The problem — Do any lines in the data below contain "text"? If so, copy every one of them.

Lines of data
******

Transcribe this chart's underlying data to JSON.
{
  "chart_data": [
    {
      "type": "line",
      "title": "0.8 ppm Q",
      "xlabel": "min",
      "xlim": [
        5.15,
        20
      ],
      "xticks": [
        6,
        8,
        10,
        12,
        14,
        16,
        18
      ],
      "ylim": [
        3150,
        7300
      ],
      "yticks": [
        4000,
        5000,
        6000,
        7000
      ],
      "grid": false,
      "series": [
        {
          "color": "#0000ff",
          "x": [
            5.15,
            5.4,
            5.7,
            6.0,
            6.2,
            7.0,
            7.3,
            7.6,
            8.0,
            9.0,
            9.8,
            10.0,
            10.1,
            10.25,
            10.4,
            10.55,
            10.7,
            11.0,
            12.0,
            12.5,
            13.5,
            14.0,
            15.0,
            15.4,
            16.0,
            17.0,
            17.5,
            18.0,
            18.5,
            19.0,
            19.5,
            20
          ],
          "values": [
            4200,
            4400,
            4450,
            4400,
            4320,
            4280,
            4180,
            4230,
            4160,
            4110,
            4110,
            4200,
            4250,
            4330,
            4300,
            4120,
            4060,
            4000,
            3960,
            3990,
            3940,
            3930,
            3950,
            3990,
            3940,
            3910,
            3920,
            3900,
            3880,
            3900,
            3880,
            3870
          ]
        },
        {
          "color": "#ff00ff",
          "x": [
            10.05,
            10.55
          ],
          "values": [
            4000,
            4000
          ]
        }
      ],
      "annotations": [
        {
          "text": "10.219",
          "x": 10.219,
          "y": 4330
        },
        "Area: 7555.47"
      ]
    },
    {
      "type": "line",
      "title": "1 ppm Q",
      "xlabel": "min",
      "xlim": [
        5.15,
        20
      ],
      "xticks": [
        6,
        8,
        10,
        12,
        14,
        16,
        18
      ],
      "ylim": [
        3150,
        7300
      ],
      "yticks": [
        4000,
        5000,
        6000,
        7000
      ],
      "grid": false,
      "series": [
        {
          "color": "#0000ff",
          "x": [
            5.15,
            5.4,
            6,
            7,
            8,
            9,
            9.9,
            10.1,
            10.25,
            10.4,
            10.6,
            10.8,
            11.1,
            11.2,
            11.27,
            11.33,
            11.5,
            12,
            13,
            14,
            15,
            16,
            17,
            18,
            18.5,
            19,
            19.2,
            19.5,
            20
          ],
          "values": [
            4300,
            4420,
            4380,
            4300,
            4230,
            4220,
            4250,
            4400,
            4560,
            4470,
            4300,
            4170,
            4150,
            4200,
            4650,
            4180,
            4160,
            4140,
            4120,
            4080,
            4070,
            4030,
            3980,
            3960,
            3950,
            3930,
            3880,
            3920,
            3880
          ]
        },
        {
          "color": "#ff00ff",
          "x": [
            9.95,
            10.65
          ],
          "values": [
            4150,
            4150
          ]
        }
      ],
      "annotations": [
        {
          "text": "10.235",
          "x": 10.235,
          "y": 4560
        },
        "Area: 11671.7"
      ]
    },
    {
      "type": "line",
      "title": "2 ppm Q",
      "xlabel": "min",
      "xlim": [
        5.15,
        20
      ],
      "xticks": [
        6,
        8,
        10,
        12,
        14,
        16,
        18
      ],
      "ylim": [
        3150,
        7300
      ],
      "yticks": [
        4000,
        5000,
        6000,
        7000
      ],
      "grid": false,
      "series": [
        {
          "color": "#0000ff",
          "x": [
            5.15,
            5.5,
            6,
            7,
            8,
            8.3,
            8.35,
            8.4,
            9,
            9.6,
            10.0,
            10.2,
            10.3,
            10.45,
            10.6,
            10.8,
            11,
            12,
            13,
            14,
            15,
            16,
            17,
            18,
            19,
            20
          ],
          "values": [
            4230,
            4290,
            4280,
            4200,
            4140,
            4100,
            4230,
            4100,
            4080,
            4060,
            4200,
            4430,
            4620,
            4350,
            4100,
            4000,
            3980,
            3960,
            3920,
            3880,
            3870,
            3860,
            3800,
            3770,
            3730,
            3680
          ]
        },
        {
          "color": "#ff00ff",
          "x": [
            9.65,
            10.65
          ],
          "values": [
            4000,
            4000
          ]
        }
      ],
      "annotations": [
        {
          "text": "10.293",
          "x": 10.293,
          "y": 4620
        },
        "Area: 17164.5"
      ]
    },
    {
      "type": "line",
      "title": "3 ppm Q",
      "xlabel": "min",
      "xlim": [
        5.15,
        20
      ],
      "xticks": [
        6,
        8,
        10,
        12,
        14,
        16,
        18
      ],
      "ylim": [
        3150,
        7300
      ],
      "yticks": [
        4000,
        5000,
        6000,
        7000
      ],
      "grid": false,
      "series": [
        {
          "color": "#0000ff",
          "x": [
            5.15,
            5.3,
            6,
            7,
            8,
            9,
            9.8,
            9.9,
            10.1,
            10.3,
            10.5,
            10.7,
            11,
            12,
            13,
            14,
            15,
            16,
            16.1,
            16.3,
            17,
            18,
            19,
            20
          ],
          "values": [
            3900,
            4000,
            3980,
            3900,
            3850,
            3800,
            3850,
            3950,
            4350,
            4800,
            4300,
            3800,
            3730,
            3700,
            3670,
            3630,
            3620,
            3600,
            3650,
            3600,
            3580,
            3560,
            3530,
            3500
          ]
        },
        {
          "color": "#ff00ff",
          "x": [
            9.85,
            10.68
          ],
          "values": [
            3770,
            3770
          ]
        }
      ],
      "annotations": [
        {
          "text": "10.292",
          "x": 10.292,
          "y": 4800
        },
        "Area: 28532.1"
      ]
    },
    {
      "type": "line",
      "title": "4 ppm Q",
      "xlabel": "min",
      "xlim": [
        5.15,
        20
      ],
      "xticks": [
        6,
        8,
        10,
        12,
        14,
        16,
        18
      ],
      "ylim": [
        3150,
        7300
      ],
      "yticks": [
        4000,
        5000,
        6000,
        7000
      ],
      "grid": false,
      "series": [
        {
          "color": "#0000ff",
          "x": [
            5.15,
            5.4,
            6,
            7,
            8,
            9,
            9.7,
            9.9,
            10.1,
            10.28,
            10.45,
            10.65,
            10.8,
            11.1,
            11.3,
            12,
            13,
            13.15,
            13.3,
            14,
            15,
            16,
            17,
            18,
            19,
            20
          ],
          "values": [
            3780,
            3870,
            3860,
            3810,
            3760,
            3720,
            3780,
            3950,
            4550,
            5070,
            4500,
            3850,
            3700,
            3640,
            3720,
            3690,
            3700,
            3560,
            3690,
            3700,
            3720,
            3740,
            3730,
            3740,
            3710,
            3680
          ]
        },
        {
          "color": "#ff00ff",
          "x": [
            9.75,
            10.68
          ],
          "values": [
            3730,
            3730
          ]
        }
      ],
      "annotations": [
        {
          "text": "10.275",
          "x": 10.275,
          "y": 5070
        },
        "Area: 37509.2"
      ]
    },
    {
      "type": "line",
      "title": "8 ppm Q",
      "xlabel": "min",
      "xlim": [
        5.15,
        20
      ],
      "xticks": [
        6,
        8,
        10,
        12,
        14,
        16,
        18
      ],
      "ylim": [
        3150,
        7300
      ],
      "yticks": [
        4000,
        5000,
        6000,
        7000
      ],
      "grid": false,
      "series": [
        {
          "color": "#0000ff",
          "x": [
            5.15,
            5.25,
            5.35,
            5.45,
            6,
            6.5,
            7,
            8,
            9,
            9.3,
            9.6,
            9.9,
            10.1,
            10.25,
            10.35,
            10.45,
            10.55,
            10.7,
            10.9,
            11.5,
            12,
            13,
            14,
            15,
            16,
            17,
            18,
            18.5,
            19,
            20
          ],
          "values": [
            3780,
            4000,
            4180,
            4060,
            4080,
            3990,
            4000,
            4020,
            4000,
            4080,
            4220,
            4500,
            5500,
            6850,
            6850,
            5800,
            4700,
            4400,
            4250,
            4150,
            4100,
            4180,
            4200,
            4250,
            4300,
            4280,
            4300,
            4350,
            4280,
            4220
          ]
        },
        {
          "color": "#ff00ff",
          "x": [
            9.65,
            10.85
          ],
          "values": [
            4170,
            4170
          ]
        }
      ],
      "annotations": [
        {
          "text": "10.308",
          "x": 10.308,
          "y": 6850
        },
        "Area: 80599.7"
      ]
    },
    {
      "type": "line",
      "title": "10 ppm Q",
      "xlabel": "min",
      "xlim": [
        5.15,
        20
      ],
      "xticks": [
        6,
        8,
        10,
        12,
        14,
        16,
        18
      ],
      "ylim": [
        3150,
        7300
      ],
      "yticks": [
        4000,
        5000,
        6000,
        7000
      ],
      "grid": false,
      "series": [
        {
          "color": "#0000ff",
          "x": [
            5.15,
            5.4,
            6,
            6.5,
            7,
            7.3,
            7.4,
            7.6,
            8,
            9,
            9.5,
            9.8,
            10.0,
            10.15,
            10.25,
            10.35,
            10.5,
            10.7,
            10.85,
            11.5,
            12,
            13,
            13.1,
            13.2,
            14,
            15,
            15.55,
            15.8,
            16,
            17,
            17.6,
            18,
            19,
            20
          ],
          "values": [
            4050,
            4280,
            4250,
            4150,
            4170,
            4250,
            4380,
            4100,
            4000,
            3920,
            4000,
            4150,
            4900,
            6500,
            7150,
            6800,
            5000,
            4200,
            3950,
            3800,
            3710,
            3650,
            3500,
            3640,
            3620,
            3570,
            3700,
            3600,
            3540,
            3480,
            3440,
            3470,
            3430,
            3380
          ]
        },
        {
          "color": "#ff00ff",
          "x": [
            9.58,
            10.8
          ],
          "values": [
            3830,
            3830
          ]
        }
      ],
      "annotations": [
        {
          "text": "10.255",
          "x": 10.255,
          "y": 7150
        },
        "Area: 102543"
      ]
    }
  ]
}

******

Written solution —
          "text": "10.219",
          "text": "10.235",
          "text": "10.293",
          "text": "10.292",
          "text": "10.275",
          "text": "10.308",
          "text": "10.255",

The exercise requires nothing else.